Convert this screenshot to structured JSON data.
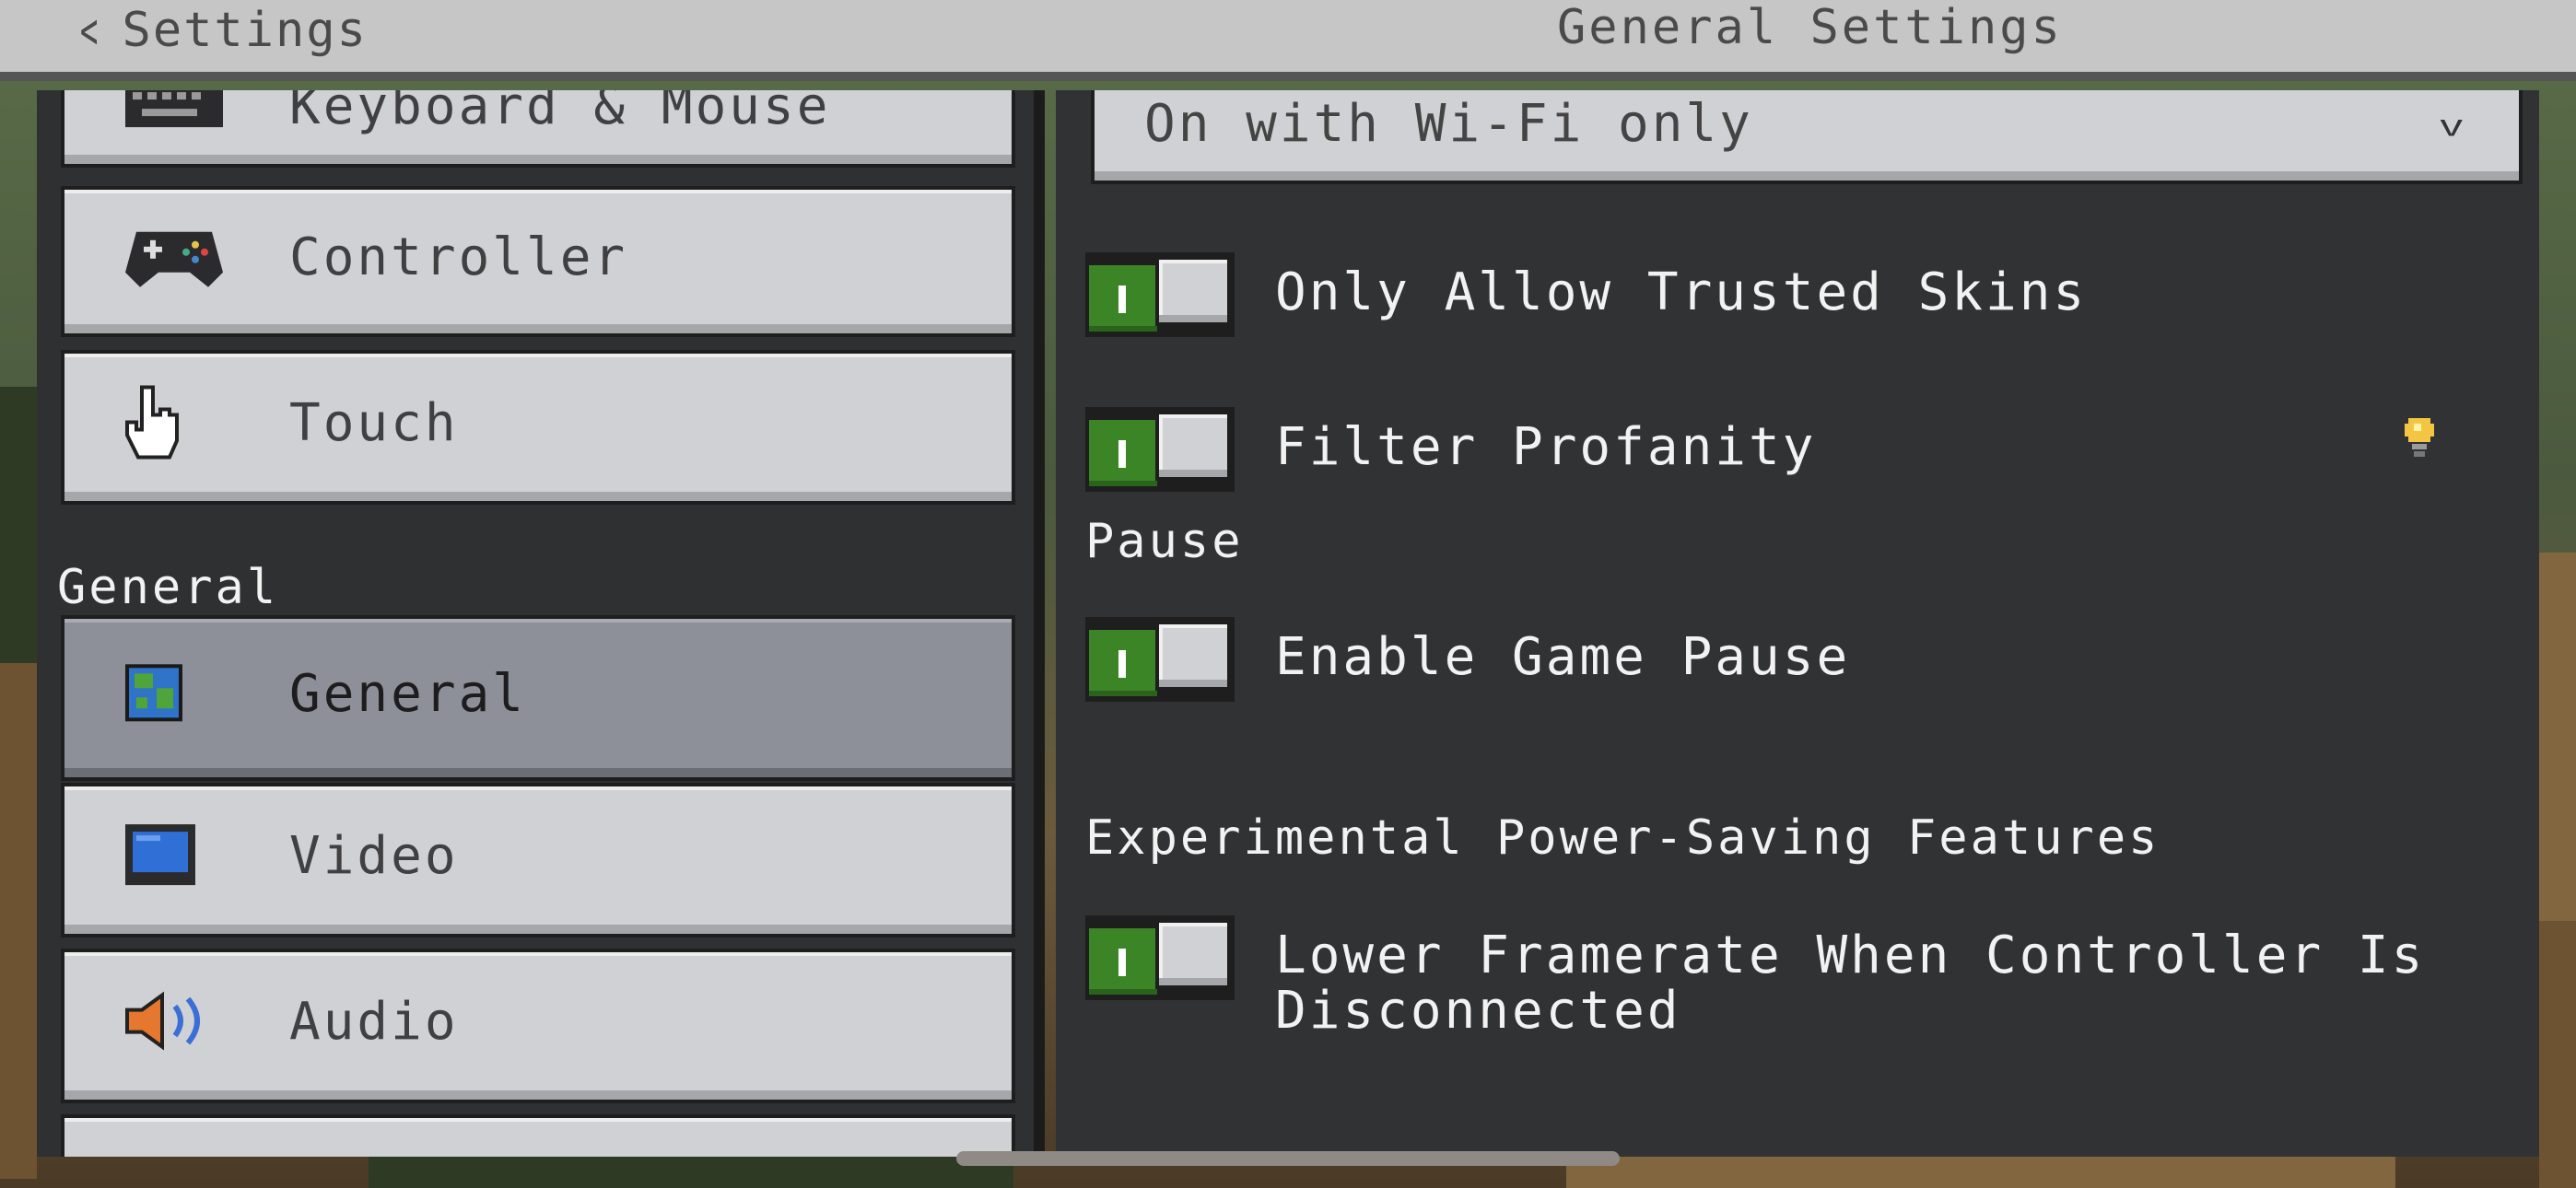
{
  "header": {
    "back_label": "Settings",
    "title": "General Settings"
  },
  "sidebar": {
    "items_top": [
      {
        "label": "Keyboard & Mouse",
        "icon": "keyboard-icon"
      },
      {
        "label": "Controller",
        "icon": "gamepad-icon"
      },
      {
        "label": "Touch",
        "icon": "hand-pointer-icon"
      }
    ],
    "section_label": "General",
    "items_general": [
      {
        "label": "General",
        "icon": "globe-icon",
        "selected": true
      },
      {
        "label": "Video",
        "icon": "monitor-icon"
      },
      {
        "label": "Audio",
        "icon": "speaker-icon"
      }
    ]
  },
  "panel": {
    "dropdown_value": "On with Wi-Fi only",
    "toggles_top": [
      {
        "label": "Only Allow Trusted Skins",
        "on": true
      },
      {
        "label": "Filter Profanity",
        "on": true,
        "hint_icon": "lightbulb-icon"
      }
    ],
    "pause_section": "Pause",
    "pause_toggle": {
      "label": "Enable Game Pause",
      "on": true
    },
    "power_section": "Experimental Power-Saving Features",
    "power_toggle": {
      "label": "Lower Framerate When Controller Is\nDisconnected",
      "on": true
    }
  },
  "colors": {
    "toggle_on": "#3c8527",
    "button_face": "#d0d1d4",
    "selected_face": "#8d9098",
    "panel_bg": "#313234"
  }
}
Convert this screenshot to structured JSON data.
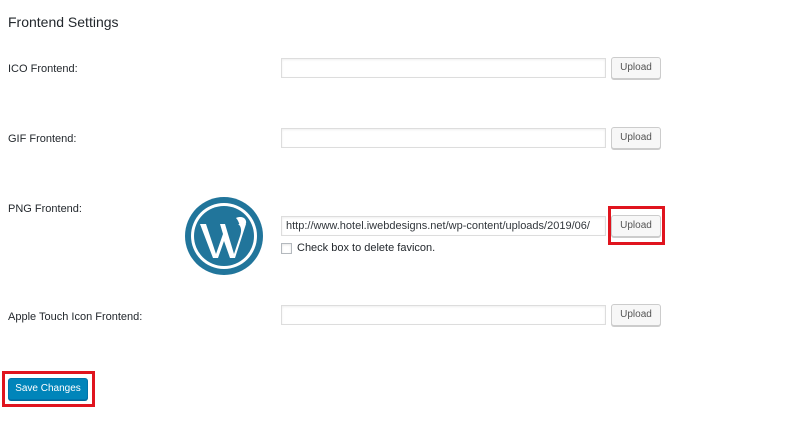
{
  "section": {
    "title": "Frontend Settings"
  },
  "rows": [
    {
      "label": "ICO Frontend:",
      "value": "",
      "button": "Upload"
    },
    {
      "label": "GIF Frontend:",
      "value": "",
      "button": "Upload"
    },
    {
      "label": "PNG Frontend:",
      "value": "http://www.hotel.iwebdesigns.net/wp-content/uploads/2019/06/",
      "button": "Upload",
      "checkbox_label": "Check box to delete favicon.",
      "checkbox_checked": false,
      "preview_icon": "wordpress-logo-icon"
    },
    {
      "label": "Apple Touch Icon Frontend:",
      "value": "",
      "button": "Upload"
    }
  ],
  "actions": {
    "save_label": "Save Changes"
  },
  "colors": {
    "primary": "#0085ba",
    "highlight": "#e0141e",
    "wordpress_blue": "#21759b"
  }
}
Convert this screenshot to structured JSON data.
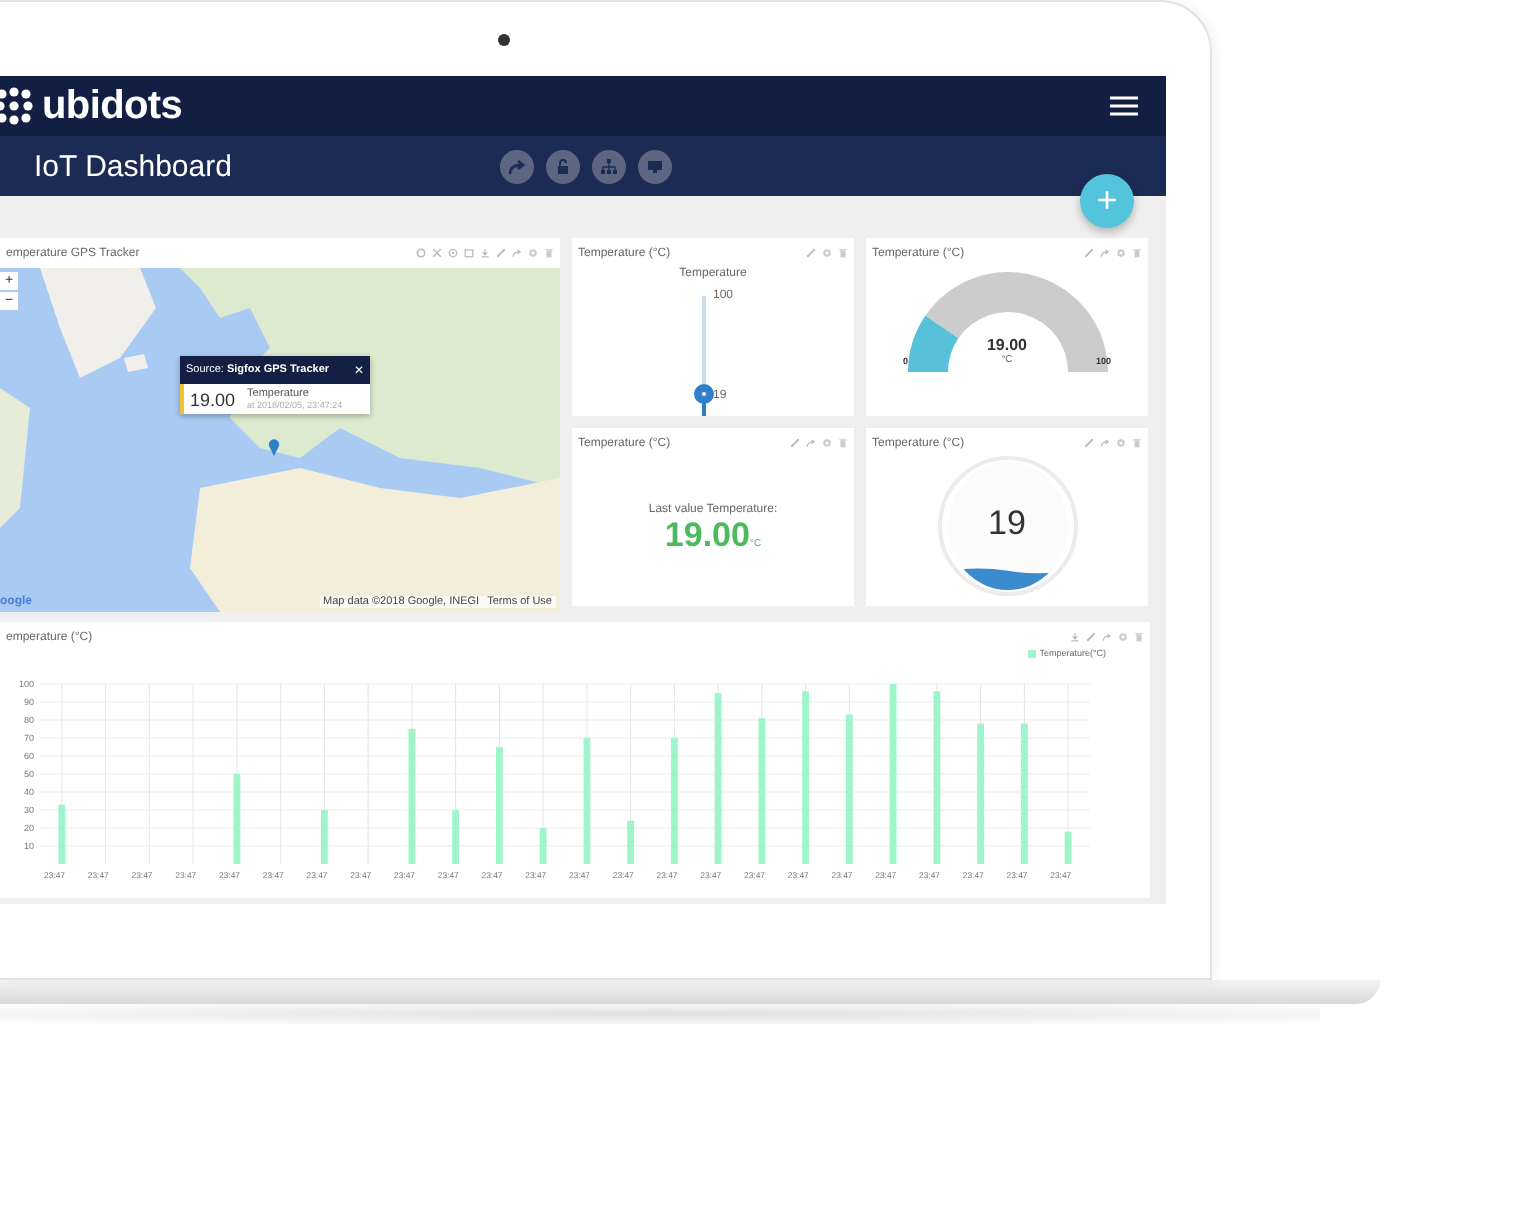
{
  "header": {
    "logo": "ubidots"
  },
  "add_button": "+",
  "toolbar": {
    "title": "IoT Dashboard"
  },
  "widgets": [
    {
      "kind": "map",
      "title": "emperature GPS Tracker",
      "zoom_in": "+",
      "zoom_out": "−",
      "popup": {
        "source": "Source: **Sigfox GPS Tracker**",
        "close": "✕",
        "value": "19.00",
        "variable": "Temperature",
        "timestamp": "at 2018/02/05, 23:47:24"
      },
      "attribution": "Map data ©2018 Google, INEGI",
      "terms": "Terms of Use",
      "logo": "oogle"
    },
    {
      "kind": "slider",
      "title": "Temperature (°C)",
      "label": "Temperature",
      "max": "100",
      "reading": "19",
      "level": 0.19
    },
    {
      "kind": "gauge",
      "title": "Temperature (°C)",
      "value": "19.00",
      "unit": "°C",
      "min": "0",
      "max": "100",
      "level": 0.19
    },
    {
      "kind": "metric",
      "title": "Temperature (°C)",
      "label": "Last value Temperature:",
      "value": "19.00",
      "unit": "°C"
    },
    {
      "kind": "tank",
      "title": "Temperature (°C)",
      "value": "19",
      "level": 0.19
    },
    {
      "kind": "chart",
      "title": "emperature (°C)",
      "chart_data": {
        "type": "bar",
        "grid": true,
        "categories": [
          "23:47",
          "23:47",
          "23:47",
          "23:47",
          "23:47",
          "23:47",
          "23:47",
          "23:47",
          "23:47",
          "23:47",
          "23:47",
          "23:47",
          "23:47",
          "23:47",
          "23:47",
          "23:47",
          "23:47",
          "23:47",
          "23:47",
          "23:47",
          "23:47",
          "23:47",
          "23:47",
          "23:47"
        ],
        "ylim": [
          0,
          100
        ],
        "yticks": [
          10,
          20,
          30,
          40,
          50,
          60,
          70,
          80,
          90,
          100
        ],
        "series": [
          {
            "name": "Temperature(°C)",
            "color": "#9ef5c9",
            "values": [
              33,
              null,
              null,
              null,
              50,
              null,
              30,
              null,
              75,
              30,
              65,
              20,
              70,
              24,
              70,
              95,
              81,
              96,
              83,
              100,
              96,
              78,
              78,
              18
            ]
          }
        ]
      }
    }
  ]
}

▶ _What you need to do_
Reproduce all the entries that precede this task, word for word, minus any pictures.

▶ _Output for this exercise_
Convert this screenshot to structured JSON data.
{
  "header": {
    "back_label": "Settings",
    "title": "General Settings"
  },
  "sidebar": {
    "items_top": [
      {
        "label": "Keyboard & Mouse",
        "icon": "keyboard-icon"
      },
      {
        "label": "Controller",
        "icon": "gamepad-icon"
      },
      {
        "label": "Touch",
        "icon": "hand-pointer-icon"
      }
    ],
    "section_label": "General",
    "items_general": [
      {
        "label": "General",
        "icon": "globe-icon",
        "selected": true
      },
      {
        "label": "Video",
        "icon": "monitor-icon"
      },
      {
        "label": "Audio",
        "icon": "speaker-icon"
      }
    ]
  },
  "panel": {
    "dropdown_value": "On with Wi-Fi only",
    "toggles_top": [
      {
        "label": "Only Allow Trusted Skins",
        "on": true
      },
      {
        "label": "Filter Profanity",
        "on": true,
        "hint_icon": "lightbulb-icon"
      }
    ],
    "pause_section": "Pause",
    "pause_toggle": {
      "label": "Enable Game Pause",
      "on": true
    },
    "power_section": "Experimental Power-Saving Features",
    "power_toggle": {
      "label": "Lower Framerate When Controller Is\nDisconnected",
      "on": true
    }
  },
  "colors": {
    "toggle_on": "#3c8527",
    "button_face": "#d0d1d4",
    "selected_face": "#8d9098",
    "panel_bg": "#313234"
  }
}
Convert this screenshot to structured JSON data.
{
  "section": {
    "title": "Frontend Settings"
  },
  "rows": [
    {
      "label": "ICO Frontend:",
      "value": "",
      "button": "Upload"
    },
    {
      "label": "GIF Frontend:",
      "value": "",
      "button": "Upload"
    },
    {
      "label": "PNG Frontend:",
      "value": "http://www.hotel.iwebdesigns.net/wp-content/uploads/2019/06/",
      "button": "Upload",
      "checkbox_label": "Check box to delete favicon.",
      "checkbox_checked": false,
      "preview_icon": "wordpress-logo-icon"
    },
    {
      "label": "Apple Touch Icon Frontend:",
      "value": "",
      "button": "Upload"
    }
  ],
  "actions": {
    "save_label": "Save Changes"
  },
  "colors": {
    "primary": "#0085ba",
    "highlight": "#e0141e",
    "wordpress_blue": "#21759b"
  }
}
Convert this screenshot to structured JSON data.
{
  "header": {
    "logo": "ubidots"
  },
  "add_button": "+",
  "toolbar": {
    "title": "IoT Dashboard"
  },
  "widgets": [
    {
      "kind": "map",
      "title": "emperature GPS Tracker",
      "zoom_in": "+",
      "zoom_out": "−",
      "popup": {
        "source": "Source: **Sigfox GPS Tracker**",
        "close": "✕",
        "value": "19.00",
        "variable": "Temperature",
        "timestamp": "at 2018/02/05, 23:47:24"
      },
      "attribution": "Map data ©2018 Google, INEGI",
      "terms": "Terms of Use",
      "logo": "oogle"
    },
    {
      "kind": "slider",
      "title": "Temperature (°C)",
      "label": "Temperature",
      "max": "100",
      "reading": "19",
      "level": 0.19
    },
    {
      "kind": "gauge",
      "title": "Temperature (°C)",
      "value": "19.00",
      "unit": "°C",
      "min": "0",
      "max": "100",
      "level": 0.19
    },
    {
      "kind": "metric",
      "title": "Temperature (°C)",
      "label": "Last value Temperature:",
      "value": "19.00",
      "unit": "°C"
    },
    {
      "kind": "tank",
      "title": "Temperature (°C)",
      "value": "19",
      "level": 0.19
    },
    {
      "kind": "chart",
      "title": "emperature (°C)",
      "chart_data": {
        "type": "bar",
        "grid": true,
        "categories": [
          "23:47",
          "23:47",
          "23:47",
          "23:47",
          "23:47",
          "23:47",
          "23:47",
          "23:47",
          "23:47",
          "23:47",
          "23:47",
          "23:47",
          "23:47",
          "23:47",
          "23:47",
          "23:47",
          "23:47",
          "23:47",
          "23:47",
          "23:47",
          "23:47",
          "23:47",
          "23:47",
          "23:47"
        ],
        "ylim": [
          0,
          100
        ],
        "yticks": [
          10,
          20,
          30,
          40,
          50,
          60,
          70,
          80,
          90,
          100
        ],
        "series": [
          {
            "name": "Temperature(°C)",
            "color": "#9ef5c9",
            "values": [
              33,
              null,
              null,
              null,
              50,
              null,
              30,
              null,
              75,
              30,
              65,
              20,
              70,
              24,
              70,
              95,
              81,
              96,
              83,
              100,
              96,
              78,
              78,
              18
            ]
          }
        ]
      }
    }
  ]
}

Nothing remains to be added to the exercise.